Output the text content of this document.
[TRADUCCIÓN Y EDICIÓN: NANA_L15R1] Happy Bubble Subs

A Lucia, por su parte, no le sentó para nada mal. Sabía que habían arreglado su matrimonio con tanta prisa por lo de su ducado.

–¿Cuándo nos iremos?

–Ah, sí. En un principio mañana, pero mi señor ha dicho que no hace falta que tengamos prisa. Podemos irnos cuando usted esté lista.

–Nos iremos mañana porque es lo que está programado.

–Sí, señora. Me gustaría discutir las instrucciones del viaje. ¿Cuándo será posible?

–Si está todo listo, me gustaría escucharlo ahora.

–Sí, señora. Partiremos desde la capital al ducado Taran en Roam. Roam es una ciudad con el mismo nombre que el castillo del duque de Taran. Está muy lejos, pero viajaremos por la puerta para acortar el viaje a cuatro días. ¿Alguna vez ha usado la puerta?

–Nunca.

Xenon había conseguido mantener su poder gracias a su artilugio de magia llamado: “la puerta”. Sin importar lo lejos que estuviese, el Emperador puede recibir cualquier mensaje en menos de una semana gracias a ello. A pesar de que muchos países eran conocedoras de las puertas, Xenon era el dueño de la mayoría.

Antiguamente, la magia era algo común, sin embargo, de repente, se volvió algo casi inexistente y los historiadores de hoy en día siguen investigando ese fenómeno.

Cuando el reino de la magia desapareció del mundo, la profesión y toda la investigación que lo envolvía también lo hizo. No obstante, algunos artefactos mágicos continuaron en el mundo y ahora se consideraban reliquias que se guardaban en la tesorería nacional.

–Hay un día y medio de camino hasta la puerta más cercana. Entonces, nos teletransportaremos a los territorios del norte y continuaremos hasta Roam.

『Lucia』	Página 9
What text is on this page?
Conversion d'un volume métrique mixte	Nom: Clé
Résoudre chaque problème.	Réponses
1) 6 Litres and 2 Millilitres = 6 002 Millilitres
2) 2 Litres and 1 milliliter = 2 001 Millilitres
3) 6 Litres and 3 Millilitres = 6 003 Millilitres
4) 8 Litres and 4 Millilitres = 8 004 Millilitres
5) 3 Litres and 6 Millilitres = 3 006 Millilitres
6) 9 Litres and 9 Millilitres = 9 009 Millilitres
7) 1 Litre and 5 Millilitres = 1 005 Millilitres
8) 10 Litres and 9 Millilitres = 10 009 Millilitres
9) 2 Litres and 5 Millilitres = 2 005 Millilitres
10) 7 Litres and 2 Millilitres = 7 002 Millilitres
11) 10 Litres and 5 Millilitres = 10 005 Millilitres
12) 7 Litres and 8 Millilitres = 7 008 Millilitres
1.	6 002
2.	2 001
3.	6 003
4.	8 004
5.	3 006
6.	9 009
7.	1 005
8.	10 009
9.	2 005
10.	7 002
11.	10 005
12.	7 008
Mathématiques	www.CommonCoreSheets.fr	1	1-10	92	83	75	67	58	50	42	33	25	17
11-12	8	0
┄┄┄┄┄┄┄┄┄┄┄┄┄┄┄┄┄┄┄┄
▶ TASK DESCRIPTION
Reproduce the listing above word for word.

▶ FINISHED EXERCISE
Output the text content of this document.
[TRADUCCIÓN Y EDICIÓN: NANA_L15R1] Happy Bubble Subs

A Lucia, por su parte, no le sentó para nada mal. Sabía que habían arreglado su matrimonio con tanta prisa por lo de su ducado.

–¿Cuándo nos iremos?

–Ah, sí. En un principio mañana, pero mi señor ha dicho que no hace falta que tengamos prisa. Podemos irnos cuando usted esté lista.

–Nos iremos mañana porque es lo que está programado.

–Sí, señora. Me gustaría discutir las instrucciones del viaje. ¿Cuándo será posible?

–Si está todo listo, me gustaría escucharlo ahora.

–Sí, señora. Partiremos desde la capital al ducado Taran en Roam. Roam es una ciudad con el mismo nombre que el castillo del duque de Taran. Está muy lejos, pero viajaremos por la puerta para acortar el viaje a cuatro días. ¿Alguna vez ha usado la puerta?

–Nunca.

Xenon había conseguido mantener su poder gracias a su artilugio de magia llamado: “la puerta”. Sin importar lo lejos que estuviese, el Emperador puede recibir cualquier mensaje en menos de una semana gracias a ello. A pesar de que muchos países eran conocedoras de las puertas, Xenon era el dueño de la mayoría.

Antiguamente, la magia era algo común, sin embargo, de repente, se volvió algo casi inexistente y los historiadores de hoy en día siguen investigando ese fenómeno.

Cuando el reino de la magia desapareció del mundo, la profesión y toda la investigación que lo envolvía también lo hizo. No obstante, algunos artefactos mágicos continuaron en el mundo y ahora se consideraban reliquias que se guardaban en la tesorería nacional.

–Hay un día y medio de camino hasta la puerta más cercana. Entonces, nos teletransportaremos a los territorios del norte y continuaremos hasta Roam.

『Lucia』	Página 9
What text is on this page?
Conversion d'un volume métrique mixte	Nom: Clé
Résoudre chaque problème.	Réponses
1) 6 Litres and 2 Millilitres = 6 002 Millilitres
2) 2 Litres and 1 milliliter = 2 001 Millilitres
3) 6 Litres and 3 Millilitres = 6 003 Millilitres
4) 8 Litres and 4 Millilitres = 8 004 Millilitres
5) 3 Litres and 6 Millilitres = 3 006 Millilitres
6) 9 Litres and 9 Millilitres = 9 009 Millilitres
7) 1 Litre and 5 Millilitres = 1 005 Millilitres
8) 10 Litres and 9 Millilitres = 10 009 Millilitres
9) 2 Litres and 5 Millilitres = 2 005 Millilitres
10) 7 Litres and 2 Millilitres = 7 002 Millilitres
11) 10 Litres and 5 Millilitres = 10 005 Millilitres
12) 7 Litres and 8 Millilitres = 7 008 Millilitres
1.	6 002
2.	2 001
3.	6 003
4.	8 004
5.	3 006
6.	9 009
7.	1 005
8.	10 009
9.	2 005
10.	7 002
11.	10 005
12.	7 008
Mathématiques	www.CommonCoreSheets.fr	1	1-10	92	83	75	67	58	50	42	33	25	17
11-12	8	0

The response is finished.